Count the lines in the data below that contain the string "name". Reply with the number alone.

►

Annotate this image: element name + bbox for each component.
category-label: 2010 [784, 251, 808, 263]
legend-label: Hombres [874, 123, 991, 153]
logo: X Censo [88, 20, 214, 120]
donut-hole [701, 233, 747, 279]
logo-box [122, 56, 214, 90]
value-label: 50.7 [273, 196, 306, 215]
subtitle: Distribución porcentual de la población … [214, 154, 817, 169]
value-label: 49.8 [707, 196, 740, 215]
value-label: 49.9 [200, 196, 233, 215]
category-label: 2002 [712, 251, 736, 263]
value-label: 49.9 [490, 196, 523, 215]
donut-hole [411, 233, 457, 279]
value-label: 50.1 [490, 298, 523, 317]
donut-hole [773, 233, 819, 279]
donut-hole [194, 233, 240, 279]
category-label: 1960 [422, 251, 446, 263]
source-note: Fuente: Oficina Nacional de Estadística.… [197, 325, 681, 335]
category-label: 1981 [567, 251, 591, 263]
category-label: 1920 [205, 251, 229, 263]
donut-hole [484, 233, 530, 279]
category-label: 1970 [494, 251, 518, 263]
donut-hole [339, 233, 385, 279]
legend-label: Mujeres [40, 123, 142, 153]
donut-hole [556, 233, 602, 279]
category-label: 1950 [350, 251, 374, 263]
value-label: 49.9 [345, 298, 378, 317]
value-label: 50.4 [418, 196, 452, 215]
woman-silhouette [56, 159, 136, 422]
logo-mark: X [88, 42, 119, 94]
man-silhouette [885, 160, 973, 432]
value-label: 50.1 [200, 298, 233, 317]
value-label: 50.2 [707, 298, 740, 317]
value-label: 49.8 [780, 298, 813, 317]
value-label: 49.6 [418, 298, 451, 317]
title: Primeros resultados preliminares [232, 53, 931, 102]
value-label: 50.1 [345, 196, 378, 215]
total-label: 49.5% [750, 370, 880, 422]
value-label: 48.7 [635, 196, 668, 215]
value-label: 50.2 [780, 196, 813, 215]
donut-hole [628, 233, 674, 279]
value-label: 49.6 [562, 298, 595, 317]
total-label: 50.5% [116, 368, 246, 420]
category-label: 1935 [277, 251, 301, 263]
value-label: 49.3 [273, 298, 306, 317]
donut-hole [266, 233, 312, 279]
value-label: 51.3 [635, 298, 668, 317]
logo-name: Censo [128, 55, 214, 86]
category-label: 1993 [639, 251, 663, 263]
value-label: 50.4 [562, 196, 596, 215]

◄
►

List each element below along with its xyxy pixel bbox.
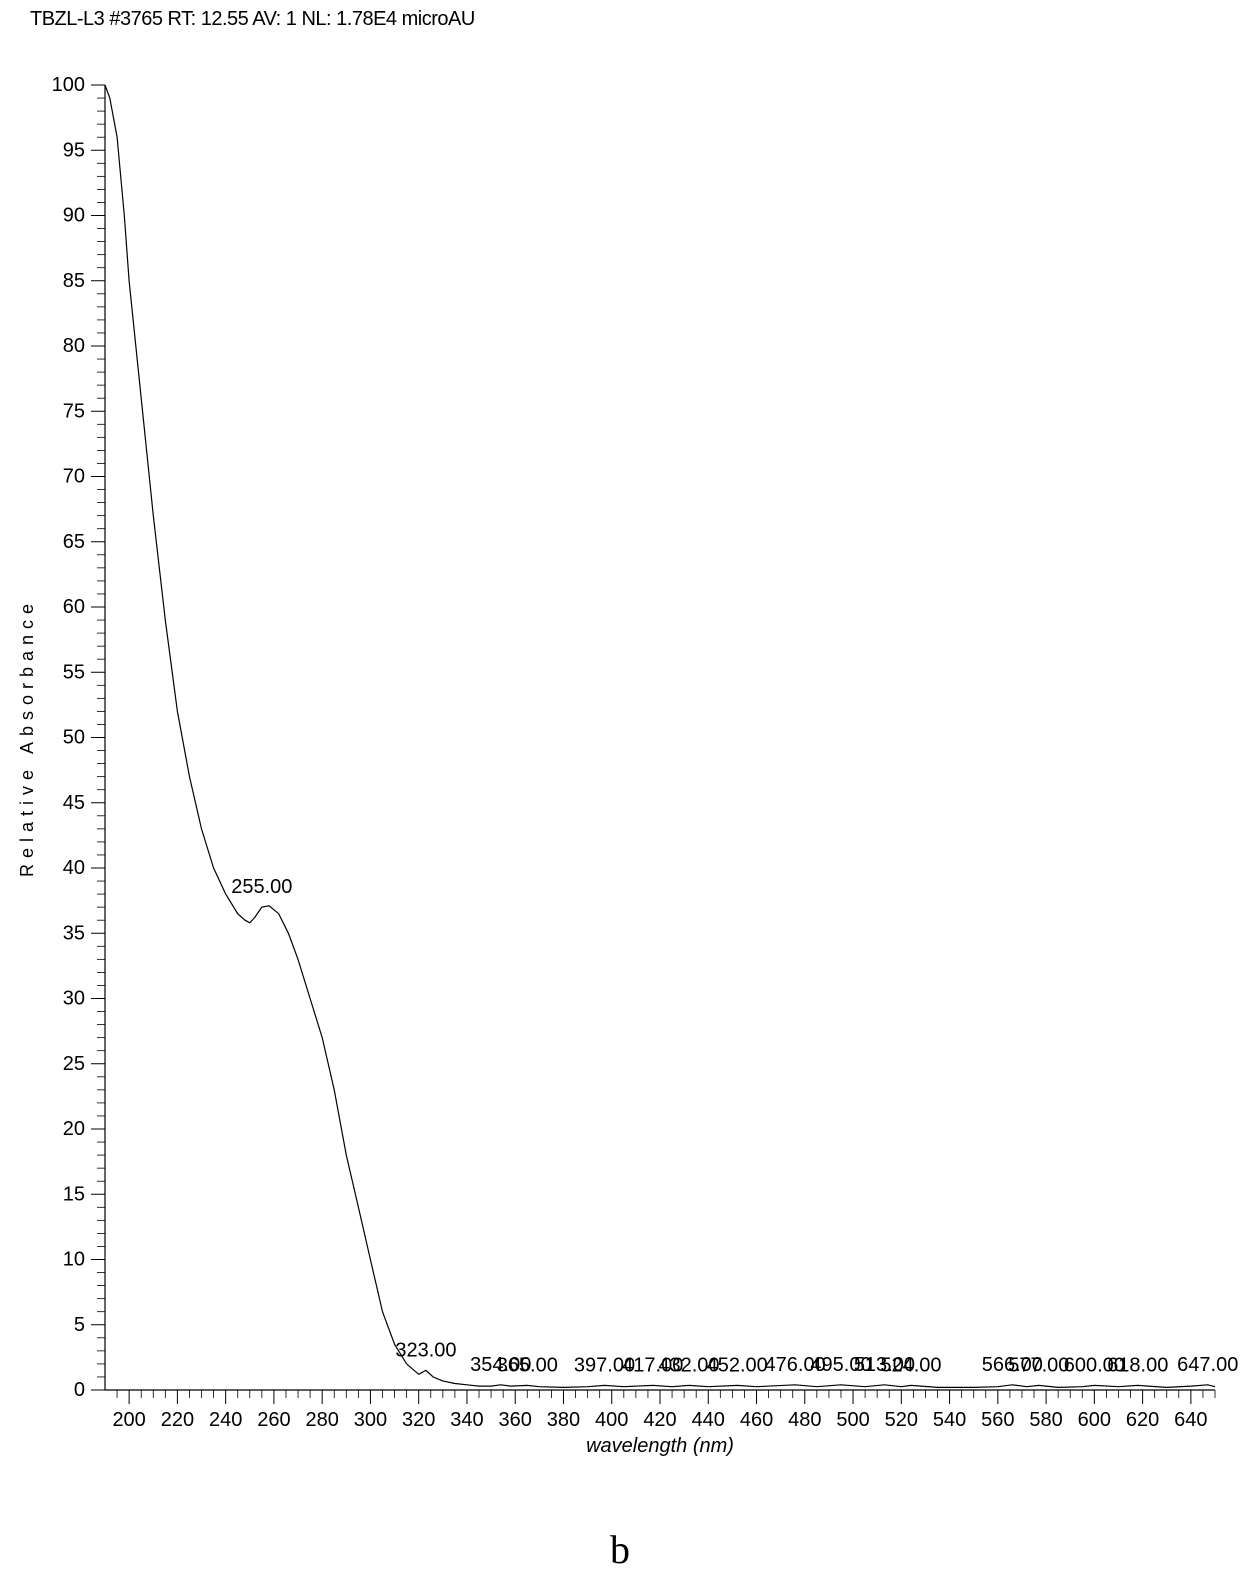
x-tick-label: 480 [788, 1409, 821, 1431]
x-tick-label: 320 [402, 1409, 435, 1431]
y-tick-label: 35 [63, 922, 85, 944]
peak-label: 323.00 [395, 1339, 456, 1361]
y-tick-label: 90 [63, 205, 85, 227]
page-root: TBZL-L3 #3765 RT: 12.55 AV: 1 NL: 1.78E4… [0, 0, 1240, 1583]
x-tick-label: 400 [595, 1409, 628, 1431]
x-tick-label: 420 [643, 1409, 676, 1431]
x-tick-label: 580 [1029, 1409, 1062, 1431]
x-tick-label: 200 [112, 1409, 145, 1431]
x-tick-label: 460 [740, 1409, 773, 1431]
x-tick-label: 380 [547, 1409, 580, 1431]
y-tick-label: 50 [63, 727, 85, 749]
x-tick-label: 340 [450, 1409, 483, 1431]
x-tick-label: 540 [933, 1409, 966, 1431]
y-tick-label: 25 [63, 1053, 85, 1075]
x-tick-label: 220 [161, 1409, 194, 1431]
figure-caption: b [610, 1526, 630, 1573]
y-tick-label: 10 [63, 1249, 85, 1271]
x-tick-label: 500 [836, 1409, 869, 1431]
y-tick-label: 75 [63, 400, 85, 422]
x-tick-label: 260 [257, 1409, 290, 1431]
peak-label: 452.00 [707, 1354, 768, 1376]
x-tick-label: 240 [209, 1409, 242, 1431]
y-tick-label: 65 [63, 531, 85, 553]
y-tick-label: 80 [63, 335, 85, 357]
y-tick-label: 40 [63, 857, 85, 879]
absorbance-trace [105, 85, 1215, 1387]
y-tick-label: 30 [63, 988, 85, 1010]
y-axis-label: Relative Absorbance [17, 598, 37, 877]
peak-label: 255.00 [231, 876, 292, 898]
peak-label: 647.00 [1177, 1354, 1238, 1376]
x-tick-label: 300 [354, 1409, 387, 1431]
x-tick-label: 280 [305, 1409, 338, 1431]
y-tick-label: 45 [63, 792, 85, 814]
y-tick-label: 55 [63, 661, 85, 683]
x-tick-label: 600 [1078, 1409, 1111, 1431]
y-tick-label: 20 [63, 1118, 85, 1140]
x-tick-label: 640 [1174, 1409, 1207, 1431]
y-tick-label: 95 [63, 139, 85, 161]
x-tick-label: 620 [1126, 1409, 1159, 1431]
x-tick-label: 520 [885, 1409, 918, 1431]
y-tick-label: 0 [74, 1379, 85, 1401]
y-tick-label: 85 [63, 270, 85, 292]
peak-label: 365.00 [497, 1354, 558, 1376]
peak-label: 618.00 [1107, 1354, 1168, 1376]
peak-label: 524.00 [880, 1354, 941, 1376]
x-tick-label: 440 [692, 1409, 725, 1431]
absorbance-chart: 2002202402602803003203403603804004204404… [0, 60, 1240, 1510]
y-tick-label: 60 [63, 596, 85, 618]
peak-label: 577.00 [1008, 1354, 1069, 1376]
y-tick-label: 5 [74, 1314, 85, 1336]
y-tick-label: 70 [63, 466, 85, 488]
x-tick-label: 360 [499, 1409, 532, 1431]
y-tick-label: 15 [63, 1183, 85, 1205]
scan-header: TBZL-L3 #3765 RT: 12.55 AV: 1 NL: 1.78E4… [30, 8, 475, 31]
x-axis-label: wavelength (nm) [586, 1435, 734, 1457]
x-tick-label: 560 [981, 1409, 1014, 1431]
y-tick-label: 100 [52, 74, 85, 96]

◄

## [Output for this task]
2